◆ **Set task**
Here are some records; return them all exactly.

== Data supplied ==

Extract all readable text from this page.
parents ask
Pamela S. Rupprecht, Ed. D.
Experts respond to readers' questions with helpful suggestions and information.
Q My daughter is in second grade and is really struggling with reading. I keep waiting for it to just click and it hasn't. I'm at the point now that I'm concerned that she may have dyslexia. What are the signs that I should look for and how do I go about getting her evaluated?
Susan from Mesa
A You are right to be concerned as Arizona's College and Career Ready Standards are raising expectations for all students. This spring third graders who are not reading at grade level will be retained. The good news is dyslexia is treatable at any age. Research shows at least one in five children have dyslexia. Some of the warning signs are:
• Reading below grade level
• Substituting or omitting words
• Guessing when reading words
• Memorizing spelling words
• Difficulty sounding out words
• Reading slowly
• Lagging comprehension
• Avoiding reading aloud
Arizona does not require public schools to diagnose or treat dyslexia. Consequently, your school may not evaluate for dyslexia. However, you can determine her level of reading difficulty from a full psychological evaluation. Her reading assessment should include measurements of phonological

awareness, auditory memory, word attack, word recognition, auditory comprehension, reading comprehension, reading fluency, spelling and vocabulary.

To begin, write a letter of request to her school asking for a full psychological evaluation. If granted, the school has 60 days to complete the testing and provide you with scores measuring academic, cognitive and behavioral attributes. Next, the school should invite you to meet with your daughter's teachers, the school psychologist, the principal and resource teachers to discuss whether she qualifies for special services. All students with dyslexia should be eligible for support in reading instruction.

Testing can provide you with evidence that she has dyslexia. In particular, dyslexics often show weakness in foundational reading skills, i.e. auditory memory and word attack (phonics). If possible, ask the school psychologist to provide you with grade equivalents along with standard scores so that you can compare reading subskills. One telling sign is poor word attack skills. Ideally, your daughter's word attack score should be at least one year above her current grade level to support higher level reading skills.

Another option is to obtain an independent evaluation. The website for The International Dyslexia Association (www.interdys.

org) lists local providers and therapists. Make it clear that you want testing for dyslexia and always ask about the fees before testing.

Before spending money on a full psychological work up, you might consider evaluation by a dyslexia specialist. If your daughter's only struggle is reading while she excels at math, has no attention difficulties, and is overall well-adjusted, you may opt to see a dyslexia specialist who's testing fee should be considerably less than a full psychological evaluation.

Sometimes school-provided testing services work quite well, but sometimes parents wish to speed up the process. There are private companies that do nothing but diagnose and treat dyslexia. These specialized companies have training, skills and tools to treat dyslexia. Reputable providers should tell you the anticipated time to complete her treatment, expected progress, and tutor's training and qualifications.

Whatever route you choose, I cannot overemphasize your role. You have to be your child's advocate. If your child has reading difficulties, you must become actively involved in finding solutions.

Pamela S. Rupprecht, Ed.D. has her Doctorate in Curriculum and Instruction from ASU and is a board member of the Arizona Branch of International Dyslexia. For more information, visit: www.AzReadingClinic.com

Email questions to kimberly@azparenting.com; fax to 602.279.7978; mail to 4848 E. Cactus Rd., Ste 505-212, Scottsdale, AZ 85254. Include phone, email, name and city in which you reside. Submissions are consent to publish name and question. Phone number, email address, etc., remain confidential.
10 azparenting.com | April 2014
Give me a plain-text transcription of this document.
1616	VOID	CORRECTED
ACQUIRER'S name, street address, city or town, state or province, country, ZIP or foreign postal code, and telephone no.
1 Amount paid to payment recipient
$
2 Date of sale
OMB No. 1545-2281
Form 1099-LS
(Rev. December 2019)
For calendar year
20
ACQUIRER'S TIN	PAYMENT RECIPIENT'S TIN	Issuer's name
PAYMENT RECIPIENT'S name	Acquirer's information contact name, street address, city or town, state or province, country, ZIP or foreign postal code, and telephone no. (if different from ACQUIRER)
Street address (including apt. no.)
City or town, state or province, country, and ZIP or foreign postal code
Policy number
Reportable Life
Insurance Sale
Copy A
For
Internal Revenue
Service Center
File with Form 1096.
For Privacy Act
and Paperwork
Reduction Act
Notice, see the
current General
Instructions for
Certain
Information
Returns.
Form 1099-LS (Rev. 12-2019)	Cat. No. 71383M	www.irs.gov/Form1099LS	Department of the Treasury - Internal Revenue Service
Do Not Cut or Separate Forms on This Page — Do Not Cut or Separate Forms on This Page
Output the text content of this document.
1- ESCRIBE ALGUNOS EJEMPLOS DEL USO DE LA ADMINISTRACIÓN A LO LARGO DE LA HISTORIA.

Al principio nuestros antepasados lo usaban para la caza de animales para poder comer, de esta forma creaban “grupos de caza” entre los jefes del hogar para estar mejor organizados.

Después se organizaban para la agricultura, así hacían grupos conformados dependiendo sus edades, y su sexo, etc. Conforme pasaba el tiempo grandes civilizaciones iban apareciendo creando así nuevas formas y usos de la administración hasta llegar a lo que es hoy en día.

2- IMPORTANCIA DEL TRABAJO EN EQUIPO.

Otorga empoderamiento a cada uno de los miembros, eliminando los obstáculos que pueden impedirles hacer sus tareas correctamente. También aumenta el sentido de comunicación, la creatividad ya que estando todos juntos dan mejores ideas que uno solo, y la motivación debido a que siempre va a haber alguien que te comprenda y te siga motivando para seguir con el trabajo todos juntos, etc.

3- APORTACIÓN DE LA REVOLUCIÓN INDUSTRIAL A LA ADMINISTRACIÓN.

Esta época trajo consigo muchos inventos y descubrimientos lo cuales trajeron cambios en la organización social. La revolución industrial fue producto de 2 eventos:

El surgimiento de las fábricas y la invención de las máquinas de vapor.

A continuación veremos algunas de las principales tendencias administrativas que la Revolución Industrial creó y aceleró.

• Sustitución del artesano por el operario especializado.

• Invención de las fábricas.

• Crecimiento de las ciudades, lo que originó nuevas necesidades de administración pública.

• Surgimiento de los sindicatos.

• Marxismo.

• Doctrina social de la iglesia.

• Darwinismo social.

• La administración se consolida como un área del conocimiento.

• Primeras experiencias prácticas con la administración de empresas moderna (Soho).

===

◆ **Output for this exercise**
Extract all readable text from this page.
parents ask
Pamela S. Rupprecht, Ed. D.
Experts respond to readers' questions with helpful suggestions and information.
Q My daughter is in second grade and is really struggling with reading. I keep waiting for it to just click and it hasn't. I'm at the point now that I'm concerned that she may have dyslexia. What are the signs that I should look for and how do I go about getting her evaluated?
Susan from Mesa
A You are right to be concerned as Arizona's College and Career Ready Standards are raising expectations for all students. This spring third graders who are not reading at grade level will be retained. The good news is dyslexia is treatable at any age. Research shows at least one in five children have dyslexia. Some of the warning signs are:
• Reading below grade level
• Substituting or omitting words
• Guessing when reading words
• Memorizing spelling words
• Difficulty sounding out words
• Reading slowly
• Lagging comprehension
• Avoiding reading aloud
Arizona does not require public schools to diagnose or treat dyslexia. Consequently, your school may not evaluate for dyslexia. However, you can determine her level of reading difficulty from a full psychological evaluation. Her reading assessment should include measurements of phonological

awareness, auditory memory, word attack, word recognition, auditory comprehension, reading comprehension, reading fluency, spelling and vocabulary.

To begin, write a letter of request to her school asking for a full psychological evaluation. If granted, the school has 60 days to complete the testing and provide you with scores measuring academic, cognitive and behavioral attributes. Next, the school should invite you to meet with your daughter's teachers, the school psychologist, the principal and resource teachers to discuss whether she qualifies for special services. All students with dyslexia should be eligible for support in reading instruction.

Testing can provide you with evidence that she has dyslexia. In particular, dyslexics often show weakness in foundational reading skills, i.e. auditory memory and word attack (phonics). If possible, ask the school psychologist to provide you with grade equivalents along with standard scores so that you can compare reading subskills. One telling sign is poor word attack skills. Ideally, your daughter's word attack score should be at least one year above her current grade level to support higher level reading skills.

Another option is to obtain an independent evaluation. The website for The International Dyslexia Association (www.interdys.

org) lists local providers and therapists. Make it clear that you want testing for dyslexia and always ask about the fees before testing.

Before spending money on a full psychological work up, you might consider evaluation by a dyslexia specialist. If your daughter's only struggle is reading while she excels at math, has no attention difficulties, and is overall well-adjusted, you may opt to see a dyslexia specialist who's testing fee should be considerably less than a full psychological evaluation.

Sometimes school-provided testing services work quite well, but sometimes parents wish to speed up the process. There are private companies that do nothing but diagnose and treat dyslexia. These specialized companies have training, skills and tools to treat dyslexia. Reputable providers should tell you the anticipated time to complete her treatment, expected progress, and tutor's training and qualifications.

Whatever route you choose, I cannot overemphasize your role. You have to be your child's advocate. If your child has reading difficulties, you must become actively involved in finding solutions.

Pamela S. Rupprecht, Ed.D. has her Doctorate in Curriculum and Instruction from ASU and is a board member of the Arizona Branch of International Dyslexia. For more information, visit: www.AzReadingClinic.com

Email questions to kimberly@azparenting.com; fax to 602.279.7978; mail to 4848 E. Cactus Rd., Ste 505-212, Scottsdale, AZ 85254. Include phone, email, name and city in which you reside. Submissions are consent to publish name and question. Phone number, email address, etc., remain confidential.
10 azparenting.com | April 2014
Give me a plain-text transcription of this document.
1616	VOID	CORRECTED
ACQUIRER'S name, street address, city or town, state or province, country, ZIP or foreign postal code, and telephone no.
1 Amount paid to payment recipient
$
2 Date of sale
OMB No. 1545-2281
Form 1099-LS
(Rev. December 2019)
For calendar year
20
ACQUIRER'S TIN	PAYMENT RECIPIENT'S TIN	Issuer's name
PAYMENT RECIPIENT'S name	Acquirer's information contact name, street address, city or town, state or province, country, ZIP or foreign postal code, and telephone no. (if different from ACQUIRER)
Street address (including apt. no.)
City or town, state or province, country, and ZIP or foreign postal code
Policy number
Reportable Life
Insurance Sale
Copy A
For
Internal Revenue
Service Center
File with Form 1096.
For Privacy Act
and Paperwork
Reduction Act
Notice, see the
current General
Instructions for
Certain
Information
Returns.
Form 1099-LS (Rev. 12-2019)	Cat. No. 71383M	www.irs.gov/Form1099LS	Department of the Treasury - Internal Revenue Service
Do Not Cut or Separate Forms on This Page — Do Not Cut or Separate Forms on This Page
Output the text content of this document.
1- ESCRIBE ALGUNOS EJEMPLOS DEL USO DE LA ADMINISTRACIÓN A LO LARGO DE LA HISTORIA.

Al principio nuestros antepasados lo usaban para la caza de animales para poder comer, de esta forma creaban “grupos de caza” entre los jefes del hogar para estar mejor organizados.

Después se organizaban para la agricultura, así hacían grupos conformados dependiendo sus edades, y su sexo, etc. Conforme pasaba el tiempo grandes civilizaciones iban apareciendo creando así nuevas formas y usos de la administración hasta llegar a lo que es hoy en día.

2- IMPORTANCIA DEL TRABAJO EN EQUIPO.

Otorga empoderamiento a cada uno de los miembros, eliminando los obstáculos que pueden impedirles hacer sus tareas correctamente. También aumenta el sentido de comunicación, la creatividad ya que estando todos juntos dan mejores ideas que uno solo, y la motivación debido a que siempre va a haber alguien que te comprenda y te siga motivando para seguir con el trabajo todos juntos, etc.

3- APORTACIÓN DE LA REVOLUCIÓN INDUSTRIAL A LA ADMINISTRACIÓN.

Esta época trajo consigo muchos inventos y descubrimientos lo cuales trajeron cambios en la organización social. La revolución industrial fue producto de 2 eventos:

El surgimiento de las fábricas y la invención de las máquinas de vapor.

A continuación veremos algunas de las principales tendencias administrativas que la Revolución Industrial creó y aceleró.

• Sustitución del artesano por el operario especializado.

• Invención de las fábricas.

• Crecimiento de las ciudades, lo que originó nuevas necesidades de administración pública.

• Surgimiento de los sindicatos.

• Marxismo.

• Doctrina social de la iglesia.

• Darwinismo social.

• La administración se consolida como un área del conocimiento.

• Primeras experiencias prácticas con la administración de empresas moderna (Soho).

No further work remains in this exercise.